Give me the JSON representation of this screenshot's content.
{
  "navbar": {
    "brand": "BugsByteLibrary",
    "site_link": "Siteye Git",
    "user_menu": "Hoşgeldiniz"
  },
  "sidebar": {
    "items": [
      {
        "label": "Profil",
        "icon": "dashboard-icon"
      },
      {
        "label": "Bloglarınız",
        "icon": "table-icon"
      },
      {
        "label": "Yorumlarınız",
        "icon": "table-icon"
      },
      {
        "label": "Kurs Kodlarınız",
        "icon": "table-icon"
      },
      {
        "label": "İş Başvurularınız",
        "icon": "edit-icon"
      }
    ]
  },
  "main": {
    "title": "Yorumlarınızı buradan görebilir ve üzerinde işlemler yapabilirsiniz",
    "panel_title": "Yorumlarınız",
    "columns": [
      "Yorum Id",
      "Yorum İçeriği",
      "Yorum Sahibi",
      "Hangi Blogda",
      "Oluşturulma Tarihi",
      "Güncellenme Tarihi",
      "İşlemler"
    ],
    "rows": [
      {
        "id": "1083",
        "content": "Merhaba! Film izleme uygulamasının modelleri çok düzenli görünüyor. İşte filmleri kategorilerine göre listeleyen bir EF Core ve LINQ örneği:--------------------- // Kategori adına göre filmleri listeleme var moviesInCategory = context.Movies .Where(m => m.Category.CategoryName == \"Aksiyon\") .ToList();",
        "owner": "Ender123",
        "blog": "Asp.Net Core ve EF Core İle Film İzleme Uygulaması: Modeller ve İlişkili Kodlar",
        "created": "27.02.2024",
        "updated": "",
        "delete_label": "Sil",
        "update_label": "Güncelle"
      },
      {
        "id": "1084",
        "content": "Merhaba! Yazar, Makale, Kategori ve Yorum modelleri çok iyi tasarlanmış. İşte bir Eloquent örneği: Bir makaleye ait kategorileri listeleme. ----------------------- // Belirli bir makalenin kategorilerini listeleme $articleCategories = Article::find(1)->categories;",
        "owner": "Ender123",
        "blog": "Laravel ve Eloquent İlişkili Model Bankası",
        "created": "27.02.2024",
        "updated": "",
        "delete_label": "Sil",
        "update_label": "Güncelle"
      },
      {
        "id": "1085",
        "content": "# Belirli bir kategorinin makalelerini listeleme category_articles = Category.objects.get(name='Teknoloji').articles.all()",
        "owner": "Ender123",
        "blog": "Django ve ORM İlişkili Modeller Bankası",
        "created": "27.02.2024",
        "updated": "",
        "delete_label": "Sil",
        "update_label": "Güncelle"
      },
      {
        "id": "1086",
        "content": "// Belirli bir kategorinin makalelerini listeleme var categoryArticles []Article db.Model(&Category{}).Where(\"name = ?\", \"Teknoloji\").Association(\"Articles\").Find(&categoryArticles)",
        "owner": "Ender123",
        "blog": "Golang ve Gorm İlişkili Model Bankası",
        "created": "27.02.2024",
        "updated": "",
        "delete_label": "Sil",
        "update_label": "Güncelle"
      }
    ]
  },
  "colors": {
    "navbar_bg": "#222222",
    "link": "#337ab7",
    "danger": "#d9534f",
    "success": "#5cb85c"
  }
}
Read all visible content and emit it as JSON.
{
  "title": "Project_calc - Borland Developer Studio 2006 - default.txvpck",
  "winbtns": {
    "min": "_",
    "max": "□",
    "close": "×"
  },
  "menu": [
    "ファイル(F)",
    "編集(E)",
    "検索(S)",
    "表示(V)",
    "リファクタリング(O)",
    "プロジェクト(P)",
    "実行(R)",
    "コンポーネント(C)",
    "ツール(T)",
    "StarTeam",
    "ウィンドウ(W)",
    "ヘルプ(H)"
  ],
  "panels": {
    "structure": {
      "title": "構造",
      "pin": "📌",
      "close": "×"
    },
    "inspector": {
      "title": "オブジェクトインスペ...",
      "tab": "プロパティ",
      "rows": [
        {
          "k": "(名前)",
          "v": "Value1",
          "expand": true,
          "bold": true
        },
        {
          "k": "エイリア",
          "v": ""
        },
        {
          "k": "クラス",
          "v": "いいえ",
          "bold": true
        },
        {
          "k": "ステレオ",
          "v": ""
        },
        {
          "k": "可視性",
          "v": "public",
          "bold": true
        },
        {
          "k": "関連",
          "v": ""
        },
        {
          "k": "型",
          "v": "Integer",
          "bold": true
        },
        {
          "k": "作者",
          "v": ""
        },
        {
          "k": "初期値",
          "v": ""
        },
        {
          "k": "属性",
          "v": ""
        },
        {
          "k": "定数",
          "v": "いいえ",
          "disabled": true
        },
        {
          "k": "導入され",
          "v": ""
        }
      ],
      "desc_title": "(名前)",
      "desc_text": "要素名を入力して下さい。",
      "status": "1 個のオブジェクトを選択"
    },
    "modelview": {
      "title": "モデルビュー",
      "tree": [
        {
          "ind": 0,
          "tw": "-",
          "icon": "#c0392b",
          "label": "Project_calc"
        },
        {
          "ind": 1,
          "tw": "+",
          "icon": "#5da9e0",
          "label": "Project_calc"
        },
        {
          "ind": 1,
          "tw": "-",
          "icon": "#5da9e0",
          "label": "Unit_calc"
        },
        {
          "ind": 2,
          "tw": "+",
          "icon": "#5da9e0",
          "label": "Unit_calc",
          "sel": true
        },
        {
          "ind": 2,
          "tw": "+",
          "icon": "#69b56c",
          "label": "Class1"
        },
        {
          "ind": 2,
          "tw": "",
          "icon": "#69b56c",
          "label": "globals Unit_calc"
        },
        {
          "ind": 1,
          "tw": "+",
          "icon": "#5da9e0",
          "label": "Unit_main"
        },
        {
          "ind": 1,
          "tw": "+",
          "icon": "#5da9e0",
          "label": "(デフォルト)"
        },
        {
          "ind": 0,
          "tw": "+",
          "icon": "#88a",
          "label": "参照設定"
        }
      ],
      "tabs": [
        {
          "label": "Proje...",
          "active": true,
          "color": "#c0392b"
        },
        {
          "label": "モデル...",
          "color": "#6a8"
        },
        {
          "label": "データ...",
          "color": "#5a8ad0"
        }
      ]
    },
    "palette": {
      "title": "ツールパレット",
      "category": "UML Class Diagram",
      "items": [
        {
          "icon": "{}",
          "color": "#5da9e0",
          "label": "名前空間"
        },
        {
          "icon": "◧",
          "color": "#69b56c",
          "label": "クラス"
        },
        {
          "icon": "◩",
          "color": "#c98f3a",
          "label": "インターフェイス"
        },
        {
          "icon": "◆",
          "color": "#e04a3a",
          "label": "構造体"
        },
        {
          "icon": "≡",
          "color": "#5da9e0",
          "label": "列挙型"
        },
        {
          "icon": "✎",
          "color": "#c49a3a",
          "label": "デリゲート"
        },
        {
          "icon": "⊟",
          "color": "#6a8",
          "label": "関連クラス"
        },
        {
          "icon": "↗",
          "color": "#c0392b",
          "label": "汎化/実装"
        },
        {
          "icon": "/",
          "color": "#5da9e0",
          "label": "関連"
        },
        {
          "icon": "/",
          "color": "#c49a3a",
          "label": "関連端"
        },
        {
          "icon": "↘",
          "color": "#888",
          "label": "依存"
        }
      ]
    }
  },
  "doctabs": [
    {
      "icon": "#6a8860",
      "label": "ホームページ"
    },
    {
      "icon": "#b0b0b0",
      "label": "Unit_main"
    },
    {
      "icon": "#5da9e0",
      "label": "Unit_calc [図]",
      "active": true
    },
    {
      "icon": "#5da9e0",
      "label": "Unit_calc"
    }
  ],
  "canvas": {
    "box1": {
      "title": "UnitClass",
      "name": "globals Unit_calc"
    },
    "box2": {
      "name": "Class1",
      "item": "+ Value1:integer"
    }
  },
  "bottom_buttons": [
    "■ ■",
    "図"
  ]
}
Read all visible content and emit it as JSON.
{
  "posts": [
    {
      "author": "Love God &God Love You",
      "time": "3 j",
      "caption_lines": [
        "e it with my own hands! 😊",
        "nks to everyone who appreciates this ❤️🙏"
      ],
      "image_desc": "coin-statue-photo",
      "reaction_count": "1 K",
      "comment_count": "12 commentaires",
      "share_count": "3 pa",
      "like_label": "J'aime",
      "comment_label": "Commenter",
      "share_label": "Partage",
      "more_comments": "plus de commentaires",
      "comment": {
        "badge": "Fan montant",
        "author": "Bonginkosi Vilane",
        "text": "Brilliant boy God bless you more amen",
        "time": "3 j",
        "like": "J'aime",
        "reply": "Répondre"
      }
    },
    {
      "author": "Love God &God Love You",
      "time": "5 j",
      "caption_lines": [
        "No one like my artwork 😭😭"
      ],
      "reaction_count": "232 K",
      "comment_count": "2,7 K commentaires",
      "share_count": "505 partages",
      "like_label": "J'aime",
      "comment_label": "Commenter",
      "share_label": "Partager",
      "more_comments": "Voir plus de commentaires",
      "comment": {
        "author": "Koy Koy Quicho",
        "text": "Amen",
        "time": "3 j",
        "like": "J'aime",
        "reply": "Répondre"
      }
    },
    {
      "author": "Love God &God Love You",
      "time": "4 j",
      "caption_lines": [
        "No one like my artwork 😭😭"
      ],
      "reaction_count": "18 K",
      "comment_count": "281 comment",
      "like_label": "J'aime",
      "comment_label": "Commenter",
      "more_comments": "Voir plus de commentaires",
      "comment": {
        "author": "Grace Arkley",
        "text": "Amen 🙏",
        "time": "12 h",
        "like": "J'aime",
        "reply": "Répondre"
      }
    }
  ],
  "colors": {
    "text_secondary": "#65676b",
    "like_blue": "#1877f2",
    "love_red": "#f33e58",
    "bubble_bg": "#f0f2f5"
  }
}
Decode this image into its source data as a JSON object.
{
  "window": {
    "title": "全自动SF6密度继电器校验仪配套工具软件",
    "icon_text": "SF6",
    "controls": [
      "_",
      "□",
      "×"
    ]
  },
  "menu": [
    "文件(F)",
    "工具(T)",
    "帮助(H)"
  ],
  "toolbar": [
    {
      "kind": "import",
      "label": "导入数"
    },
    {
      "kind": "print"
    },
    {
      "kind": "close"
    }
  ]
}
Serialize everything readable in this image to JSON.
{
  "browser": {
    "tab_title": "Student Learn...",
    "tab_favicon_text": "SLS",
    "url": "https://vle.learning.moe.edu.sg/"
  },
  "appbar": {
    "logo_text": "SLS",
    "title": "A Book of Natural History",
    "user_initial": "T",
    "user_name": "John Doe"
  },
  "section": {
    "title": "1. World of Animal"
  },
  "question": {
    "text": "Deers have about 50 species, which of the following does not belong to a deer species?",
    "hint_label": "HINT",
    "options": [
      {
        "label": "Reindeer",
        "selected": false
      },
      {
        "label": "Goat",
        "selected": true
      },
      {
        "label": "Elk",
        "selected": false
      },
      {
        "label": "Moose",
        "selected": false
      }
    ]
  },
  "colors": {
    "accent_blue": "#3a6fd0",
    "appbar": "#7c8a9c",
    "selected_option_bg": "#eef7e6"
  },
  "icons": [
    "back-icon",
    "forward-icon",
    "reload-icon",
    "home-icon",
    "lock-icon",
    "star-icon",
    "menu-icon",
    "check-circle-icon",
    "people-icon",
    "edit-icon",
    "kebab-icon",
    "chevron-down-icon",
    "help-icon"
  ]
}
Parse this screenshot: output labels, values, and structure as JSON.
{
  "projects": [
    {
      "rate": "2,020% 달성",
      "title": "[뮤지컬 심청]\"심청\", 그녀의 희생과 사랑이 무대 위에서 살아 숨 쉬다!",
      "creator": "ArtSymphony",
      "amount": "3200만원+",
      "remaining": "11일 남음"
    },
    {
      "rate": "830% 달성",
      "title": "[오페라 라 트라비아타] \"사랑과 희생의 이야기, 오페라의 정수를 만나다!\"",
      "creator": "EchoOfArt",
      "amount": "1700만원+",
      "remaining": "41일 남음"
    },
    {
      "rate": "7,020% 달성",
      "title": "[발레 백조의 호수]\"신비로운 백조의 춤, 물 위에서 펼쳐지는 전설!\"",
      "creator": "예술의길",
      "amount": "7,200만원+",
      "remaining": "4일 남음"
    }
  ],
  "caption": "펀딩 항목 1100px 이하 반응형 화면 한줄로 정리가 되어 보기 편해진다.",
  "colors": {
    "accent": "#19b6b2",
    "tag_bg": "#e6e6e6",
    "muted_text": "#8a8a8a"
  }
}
• • • • •
** Work to do **
The line containing "Serialize everything readable" and every line after it, through the end of the records, should be repeated exactly and alone.

** Task answer **
Serialize everything readable in this image to JSON.
{
  "browser": {
    "tab_title": "Student Learn...",
    "tab_favicon_text": "SLS",
    "url": "https://vle.learning.moe.edu.sg/"
  },
  "appbar": {
    "logo_text": "SLS",
    "title": "A Book of Natural History",
    "user_initial": "T",
    "user_name": "John Doe"
  },
  "section": {
    "title": "1. World of Animal"
  },
  "question": {
    "text": "Deers have about 50 species, which of the following does not belong to a deer species?",
    "hint_label": "HINT",
    "options": [
      {
        "label": "Reindeer",
        "selected": false
      },
      {
        "label": "Goat",
        "selected": true
      },
      {
        "label": "Elk",
        "selected": false
      },
      {
        "label": "Moose",
        "selected": false
      }
    ]
  },
  "colors": {
    "accent_blue": "#3a6fd0",
    "appbar": "#7c8a9c",
    "selected_option_bg": "#eef7e6"
  },
  "icons": [
    "back-icon",
    "forward-icon",
    "reload-icon",
    "home-icon",
    "lock-icon",
    "star-icon",
    "menu-icon",
    "check-circle-icon",
    "people-icon",
    "edit-icon",
    "kebab-icon",
    "chevron-down-icon",
    "help-icon"
  ]
}
Parse this screenshot: output labels, values, and structure as JSON.
{
  "projects": [
    {
      "rate": "2,020% 달성",
      "title": "[뮤지컬 심청]\"심청\", 그녀의 희생과 사랑이 무대 위에서 살아 숨 쉬다!",
      "creator": "ArtSymphony",
      "amount": "3200만원+",
      "remaining": "11일 남음"
    },
    {
      "rate": "830% 달성",
      "title": "[오페라 라 트라비아타] \"사랑과 희생의 이야기, 오페라의 정수를 만나다!\"",
      "creator": "EchoOfArt",
      "amount": "1700만원+",
      "remaining": "41일 남음"
    },
    {
      "rate": "7,020% 달성",
      "title": "[발레 백조의 호수]\"신비로운 백조의 춤, 물 위에서 펼쳐지는 전설!\"",
      "creator": "예술의길",
      "amount": "7,200만원+",
      "remaining": "4일 남음"
    }
  ],
  "caption": "펀딩 항목 1100px 이하 반응형 화면 한줄로 정리가 되어 보기 편해진다.",
  "colors": {
    "accent": "#19b6b2",
    "tag_bg": "#e6e6e6",
    "muted_text": "#8a8a8a"
  }
}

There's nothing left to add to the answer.